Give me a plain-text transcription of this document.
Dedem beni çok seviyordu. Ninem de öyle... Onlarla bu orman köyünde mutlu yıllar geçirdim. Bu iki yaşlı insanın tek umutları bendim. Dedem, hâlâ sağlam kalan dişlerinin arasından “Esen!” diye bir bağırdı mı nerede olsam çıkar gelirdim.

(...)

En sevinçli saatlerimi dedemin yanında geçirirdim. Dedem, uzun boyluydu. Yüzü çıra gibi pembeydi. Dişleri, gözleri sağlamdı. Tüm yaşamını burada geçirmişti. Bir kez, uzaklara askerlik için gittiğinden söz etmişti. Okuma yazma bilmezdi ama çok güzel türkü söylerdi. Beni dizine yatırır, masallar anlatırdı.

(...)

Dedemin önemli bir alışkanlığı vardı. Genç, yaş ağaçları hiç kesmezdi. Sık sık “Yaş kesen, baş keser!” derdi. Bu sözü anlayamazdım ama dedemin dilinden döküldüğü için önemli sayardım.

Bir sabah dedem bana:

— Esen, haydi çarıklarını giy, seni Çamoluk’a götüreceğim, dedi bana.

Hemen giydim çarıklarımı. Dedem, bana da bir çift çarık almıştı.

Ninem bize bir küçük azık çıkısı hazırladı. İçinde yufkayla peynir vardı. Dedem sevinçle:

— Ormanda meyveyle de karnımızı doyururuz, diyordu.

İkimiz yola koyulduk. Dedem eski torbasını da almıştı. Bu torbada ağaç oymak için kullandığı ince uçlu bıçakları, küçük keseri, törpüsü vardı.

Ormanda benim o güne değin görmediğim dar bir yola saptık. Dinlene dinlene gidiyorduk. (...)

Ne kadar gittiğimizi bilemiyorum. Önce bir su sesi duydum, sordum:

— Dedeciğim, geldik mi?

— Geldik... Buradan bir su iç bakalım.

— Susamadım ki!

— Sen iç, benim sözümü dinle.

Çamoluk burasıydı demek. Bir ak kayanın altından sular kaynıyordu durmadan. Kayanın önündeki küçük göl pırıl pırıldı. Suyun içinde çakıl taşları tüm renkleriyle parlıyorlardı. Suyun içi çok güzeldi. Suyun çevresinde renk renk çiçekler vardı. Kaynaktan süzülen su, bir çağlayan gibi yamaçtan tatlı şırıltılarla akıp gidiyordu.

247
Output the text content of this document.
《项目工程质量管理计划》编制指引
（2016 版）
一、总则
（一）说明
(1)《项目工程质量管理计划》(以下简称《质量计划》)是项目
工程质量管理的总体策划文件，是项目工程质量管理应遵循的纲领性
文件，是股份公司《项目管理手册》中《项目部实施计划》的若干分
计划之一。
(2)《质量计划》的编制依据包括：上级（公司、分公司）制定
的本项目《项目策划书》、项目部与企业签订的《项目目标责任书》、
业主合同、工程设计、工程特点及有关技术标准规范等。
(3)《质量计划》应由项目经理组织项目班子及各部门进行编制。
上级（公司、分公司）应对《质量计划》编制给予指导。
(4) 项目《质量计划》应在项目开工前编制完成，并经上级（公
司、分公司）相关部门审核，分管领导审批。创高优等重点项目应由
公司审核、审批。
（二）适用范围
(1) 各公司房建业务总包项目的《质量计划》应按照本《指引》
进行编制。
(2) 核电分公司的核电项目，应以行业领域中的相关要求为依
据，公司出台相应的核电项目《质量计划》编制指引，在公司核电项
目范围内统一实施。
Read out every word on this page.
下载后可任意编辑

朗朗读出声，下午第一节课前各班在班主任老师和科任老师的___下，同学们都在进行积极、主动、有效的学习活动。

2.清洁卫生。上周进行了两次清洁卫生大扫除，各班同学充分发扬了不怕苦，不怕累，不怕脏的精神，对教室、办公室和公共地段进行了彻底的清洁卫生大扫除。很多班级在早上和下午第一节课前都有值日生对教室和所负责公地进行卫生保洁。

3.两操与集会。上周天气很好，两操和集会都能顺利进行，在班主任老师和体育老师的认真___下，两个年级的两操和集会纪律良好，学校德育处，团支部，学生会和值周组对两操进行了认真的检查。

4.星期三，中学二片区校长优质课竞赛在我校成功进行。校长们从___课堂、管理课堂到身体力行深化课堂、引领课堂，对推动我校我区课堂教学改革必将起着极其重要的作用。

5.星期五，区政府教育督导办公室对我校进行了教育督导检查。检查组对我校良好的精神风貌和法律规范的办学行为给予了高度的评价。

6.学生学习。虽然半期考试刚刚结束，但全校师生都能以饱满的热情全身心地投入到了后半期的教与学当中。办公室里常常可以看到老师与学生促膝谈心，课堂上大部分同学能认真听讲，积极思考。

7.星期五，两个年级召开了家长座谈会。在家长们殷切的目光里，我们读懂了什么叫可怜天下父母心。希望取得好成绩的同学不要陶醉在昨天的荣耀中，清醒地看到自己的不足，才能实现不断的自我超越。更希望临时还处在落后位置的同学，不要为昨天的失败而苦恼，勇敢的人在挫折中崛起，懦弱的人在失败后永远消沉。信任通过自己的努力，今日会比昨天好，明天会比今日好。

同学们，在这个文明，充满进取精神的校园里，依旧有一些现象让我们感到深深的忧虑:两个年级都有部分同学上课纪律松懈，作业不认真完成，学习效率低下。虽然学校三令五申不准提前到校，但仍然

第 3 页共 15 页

## DIRECTIVE:
Search the preceding listing for "yola" and extract every line where it is found.

## ANSWER FOR THIS EXERCISE:
İkimiz yola koyulduk. Dedem eski torbasını da almıştı. Bu torbada ağaç oymak için kullandığı ince uçlu bıçakları, küçük keseri, törpüsü vardı.
Ormanda benim o güne değin görmediğim dar bir yola saptık. Dinlene dinlene gidiyorduk. (...)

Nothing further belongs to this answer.